# Requirements
a – Using the Gospel reflection, answer each of the following:
(i) What song did Roger Whittaker have a hit with?
(ii) How tall can the shrub produced by mustard grains grow?
(iii) What does Father Morales name as the pivot of the liturgical year?
b – Write the next few paragraphs of the Gospel reflection, starting right after its final sentence.

# Document text
** START **
Sunday Gospel: Everything Starts With Small Steps

SCRIPTURES & ART: Let the next 24 weeks of Ordinary Time be a time to “get to know the Lord.”

Jan Luyken (1649-1712), “Parable of the Mustard Seed”
Jan Luyken (1649-1712), “Parable of the Mustard Seed” (photo: Wikimedia Commons)

Great things start small. An ancient Chinese proverb from Laozi’s Dao De Jing, the foundational text of Taoism, reminds us “a journey of a thousand miles begins with the first step.” The 20th-century pop singer Roger Whittaker, who had separate followings of fans in the English- and German-speaking worlds, had a hit with the song, Mit kleinen Schritten fängt alles an” — “Everything starts with little steps.” 

Jesus reminds us of that truth in today’s Gospel, giving us two agricultural parables: the growth of a seedling and the mustard tree. The little seedling sprouts, breaks through the soil, grows, matures, and feeds a hungry world. Grains of mustard are among the smallest seeds (if you don’t believe Jesus, take a look next time in the spices section or buy a bottle of coarse ground mustard). They also produce a shrub that can grow up to nine feet tall. If you haven’t run into a mustard “tree” recently, consider the disproportion between an acorn and an oak.

That great things start small is a good message with which to start Ordinary Time. As Ven. Tomás Morales points out, the liturgical year is almost split into two parts. The first half, from Advent through Pentecost and its adjacent solemnities, is front-loaded with a focus on the mysteries of Jesus Life, Death and Resurrection. The second half, made mostly of Ordinary Time, has us sit back and assimilate the teaching of Jesus’ Life, Death and Resurrection. The pivot, says Father Morales, is the Solemnity of the Sacred Heart — the expression of what it’s all about, God’s Love — which we celebrated Friday.
** END **
# Data provided
** START **
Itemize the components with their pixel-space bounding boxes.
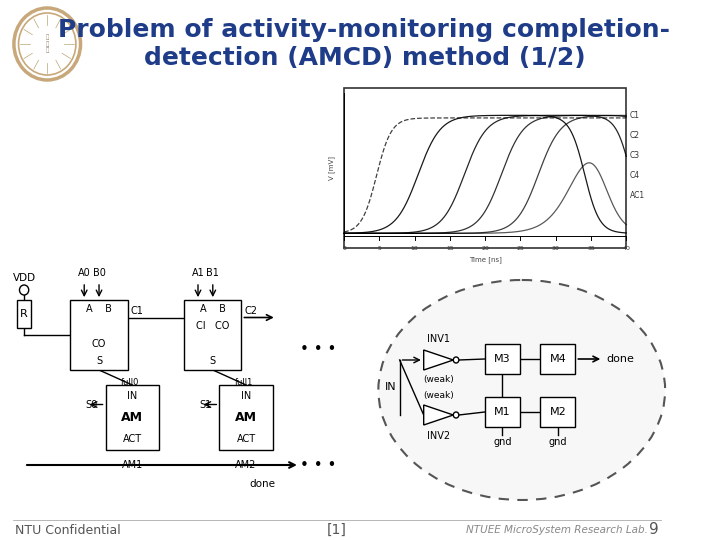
** END **
# Exercise answers
a –
(i) "Mit kleinen Schritten fängt alles an," or "Everything starts with little steps."
(ii) Up to nine feet tall.
(iii) The Solemnity of the Sacred Heart.

b –
Ordinary Time is much like life. We call it “ordinary” not because it’s unimportant, but because there are no specific feasts (and accompanying liturgical texts) associated with it. Much of our life is also “ordinary,” which doesn’t mean it’s unimportant. It’s where we typically make us into the persons we are through the small steps of everyday life: getting up, going to work, living with the people God has given you to live and work with, attending to one’s duties in life, studying, relaxing, thinking, praying. In those moments, accumulated over a lifetime, we grow into whom we are, for good or evil.

Today’s Gospel reminds us of that. The seedling does not grow up overnight. It takes time from when it’s planted to when it’s harvested. Depending on where they live in America, those who enjoy working in their gardens planted their seeds a month or two ago. Marigolds may be flowering. Four o’clocks are a little further in our futures. Asters and chrysanthemums won’t show up for three or four months. 

Jesus teaches us well in telling us to watch how plants grow. On the one hand, we need patience: those chrysanthemums are waiting for October. On the other hand, we need to recognize that time is fleeting: the little seed has already broken the soil, has already grown up two inches, already needs to be supported with a little stick. Those of us blessed with children learn the same lesson that Tevye captured with his musical question: “Is this the little girl I carried? Is this the little boy at play?” 

The tree becomes a home for birds. (Whether birds actually want to nest in mustard trees is another question.) The little girl and little boy form a nest for the next generation. Time is life.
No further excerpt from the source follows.